Goal.
Make an exact copy of the entries, and keep any pictures out of it.

Input.
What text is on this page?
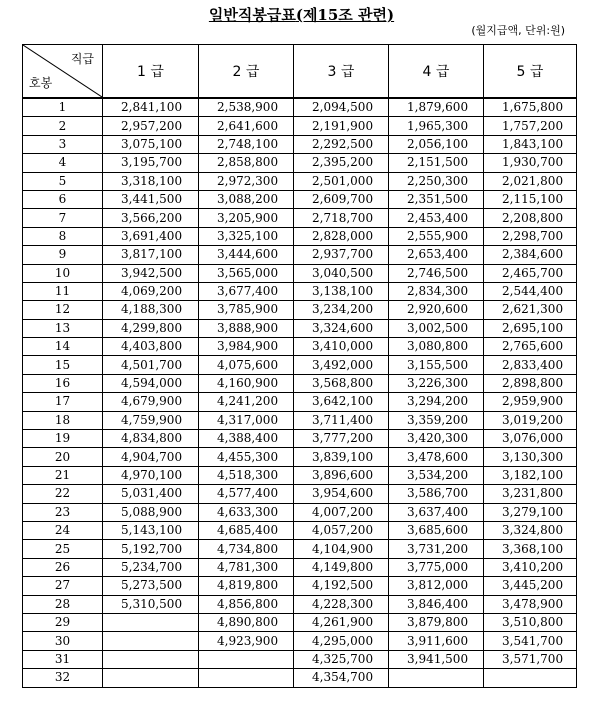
일반직봉급표(제15조 관련)
(월지급액, 단위:원)
직급
호봉	1 급	2 급	3 급	4 급	5 급
1	2,841,100	2,538,900	2,094,500	1,879,600	1,675,800
2	2,957,200	2,641,600	2,191,900	1,965,300	1,757,200
3	3,075,100	2,748,100	2,292,500	2,056,100	1,843,100
4	3,195,700	2,858,800	2,395,200	2,151,500	1,930,700
5	3,318,100	2,972,300	2,501,000	2,250,300	2,021,800
6	3,441,500	3,088,200	2,609,700	2,351,500	2,115,100
7	3,566,200	3,205,900	2,718,700	2,453,400	2,208,800
8	3,691,400	3,325,100	2,828,000	2,555,900	2,298,700
9	3,817,100	3,444,600	2,937,700	2,653,400	2,384,600
10	3,942,500	3,565,000	3,040,500	2,746,500	2,465,700
11	4,069,200	3,677,400	3,138,100	2,834,300	2,544,400
12	4,188,300	3,785,900	3,234,200	2,920,600	2,621,300
13	4,299,800	3,888,900	3,324,600	3,002,500	2,695,100
14	4,403,800	3,984,900	3,410,000	3,080,800	2,765,600
15	4,501,700	4,075,600	3,492,000	3,155,500	2,833,400
16	4,594,000	4,160,900	3,568,800	3,226,300	2,898,800
17	4,679,900	4,241,200	3,642,100	3,294,200	2,959,900
18	4,759,900	4,317,000	3,711,400	3,359,200	3,019,200
19	4,834,800	4,388,400	3,777,200	3,420,300	3,076,000
20	4,904,700	4,455,300	3,839,100	3,478,600	3,130,300
21	4,970,100	4,518,300	3,896,600	3,534,200	3,182,100
22	5,031,400	4,577,400	3,954,600	3,586,700	3,231,800
23	5,088,900	4,633,300	4,007,200	3,637,400	3,279,100
24	5,143,100	4,685,400	4,057,200	3,685,600	3,324,800
25	5,192,700	4,734,800	4,104,900	3,731,200	3,368,100
26	5,234,700	4,781,300	4,149,800	3,775,000	3,410,200
27	5,273,500	4,819,800	4,192,500	3,812,000	3,445,200
28	5,310,500	4,856,800	4,228,300	3,846,400	3,478,900
29		4,890,800	4,261,900	3,879,800	3,510,800
30		4,923,900	4,295,000	3,911,600	3,541,700
31			4,325,700	3,941,500	3,571,700
32			4,354,700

Solution for this exercise.
What text is on this page?
일반직봉급표(제15조 관련)
(월지급액, 단위:원)
직급
호봉	1 급	2 급	3 급	4 급	5 급
1	2,841,100	2,538,900	2,094,500	1,879,600	1,675,800
2	2,957,200	2,641,600	2,191,900	1,965,300	1,757,200
3	3,075,100	2,748,100	2,292,500	2,056,100	1,843,100
4	3,195,700	2,858,800	2,395,200	2,151,500	1,930,700
5	3,318,100	2,972,300	2,501,000	2,250,300	2,021,800
6	3,441,500	3,088,200	2,609,700	2,351,500	2,115,100
7	3,566,200	3,205,900	2,718,700	2,453,400	2,208,800
8	3,691,400	3,325,100	2,828,000	2,555,900	2,298,700
9	3,817,100	3,444,600	2,937,700	2,653,400	2,384,600
10	3,942,500	3,565,000	3,040,500	2,746,500	2,465,700
11	4,069,200	3,677,400	3,138,100	2,834,300	2,544,400
12	4,188,300	3,785,900	3,234,200	2,920,600	2,621,300
13	4,299,800	3,888,900	3,324,600	3,002,500	2,695,100
14	4,403,800	3,984,900	3,410,000	3,080,800	2,765,600
15	4,501,700	4,075,600	3,492,000	3,155,500	2,833,400
16	4,594,000	4,160,900	3,568,800	3,226,300	2,898,800
17	4,679,900	4,241,200	3,642,100	3,294,200	2,959,900
18	4,759,900	4,317,000	3,711,400	3,359,200	3,019,200
19	4,834,800	4,388,400	3,777,200	3,420,300	3,076,000
20	4,904,700	4,455,300	3,839,100	3,478,600	3,130,300
21	4,970,100	4,518,300	3,896,600	3,534,200	3,182,100
22	5,031,400	4,577,400	3,954,600	3,586,700	3,231,800
23	5,088,900	4,633,300	4,007,200	3,637,400	3,279,100
24	5,143,100	4,685,400	4,057,200	3,685,600	3,324,800
25	5,192,700	4,734,800	4,104,900	3,731,200	3,368,100
26	5,234,700	4,781,300	4,149,800	3,775,000	3,410,200
27	5,273,500	4,819,800	4,192,500	3,812,000	3,445,200
28	5,310,500	4,856,800	4,228,300	3,846,400	3,478,900
29		4,890,800	4,261,900	3,879,800	3,510,800
30		4,923,900	4,295,000	3,911,600	3,541,700
31			4,325,700	3,941,500	3,571,700
32			4,354,700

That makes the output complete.